PROBLEM TO SOLVE:
Find each line holding the word "ในสถานการณ" and give the total alone.

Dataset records
========================================

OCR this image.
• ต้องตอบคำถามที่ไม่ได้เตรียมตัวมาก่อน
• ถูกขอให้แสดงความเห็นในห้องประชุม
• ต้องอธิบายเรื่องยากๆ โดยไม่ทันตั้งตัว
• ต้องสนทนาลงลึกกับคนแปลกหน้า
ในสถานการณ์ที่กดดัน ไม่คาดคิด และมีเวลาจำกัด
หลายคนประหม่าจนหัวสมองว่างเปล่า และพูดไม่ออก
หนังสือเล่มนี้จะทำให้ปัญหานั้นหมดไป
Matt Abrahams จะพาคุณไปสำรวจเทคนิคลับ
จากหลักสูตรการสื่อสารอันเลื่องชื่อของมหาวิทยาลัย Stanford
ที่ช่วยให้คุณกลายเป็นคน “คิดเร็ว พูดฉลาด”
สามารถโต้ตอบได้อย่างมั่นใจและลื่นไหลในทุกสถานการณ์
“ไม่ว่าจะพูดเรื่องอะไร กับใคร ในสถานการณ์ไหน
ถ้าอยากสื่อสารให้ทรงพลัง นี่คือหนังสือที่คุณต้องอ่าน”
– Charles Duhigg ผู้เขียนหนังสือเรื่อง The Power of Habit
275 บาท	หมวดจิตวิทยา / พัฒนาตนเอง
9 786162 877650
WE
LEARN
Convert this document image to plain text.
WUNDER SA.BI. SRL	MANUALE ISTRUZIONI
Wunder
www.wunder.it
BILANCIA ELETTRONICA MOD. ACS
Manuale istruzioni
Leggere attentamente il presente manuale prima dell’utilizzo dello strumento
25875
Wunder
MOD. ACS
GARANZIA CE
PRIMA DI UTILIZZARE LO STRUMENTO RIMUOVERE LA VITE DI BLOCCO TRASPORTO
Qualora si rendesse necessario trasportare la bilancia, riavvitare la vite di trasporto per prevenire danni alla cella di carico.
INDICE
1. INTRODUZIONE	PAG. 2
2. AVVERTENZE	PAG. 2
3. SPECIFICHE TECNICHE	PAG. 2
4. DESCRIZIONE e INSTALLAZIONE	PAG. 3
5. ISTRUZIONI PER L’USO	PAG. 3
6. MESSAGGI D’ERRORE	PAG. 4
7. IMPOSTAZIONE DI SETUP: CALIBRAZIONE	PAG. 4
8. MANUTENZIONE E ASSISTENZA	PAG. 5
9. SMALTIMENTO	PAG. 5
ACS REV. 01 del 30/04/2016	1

========================================

ANSWER FOR THIS EXERCISE:
2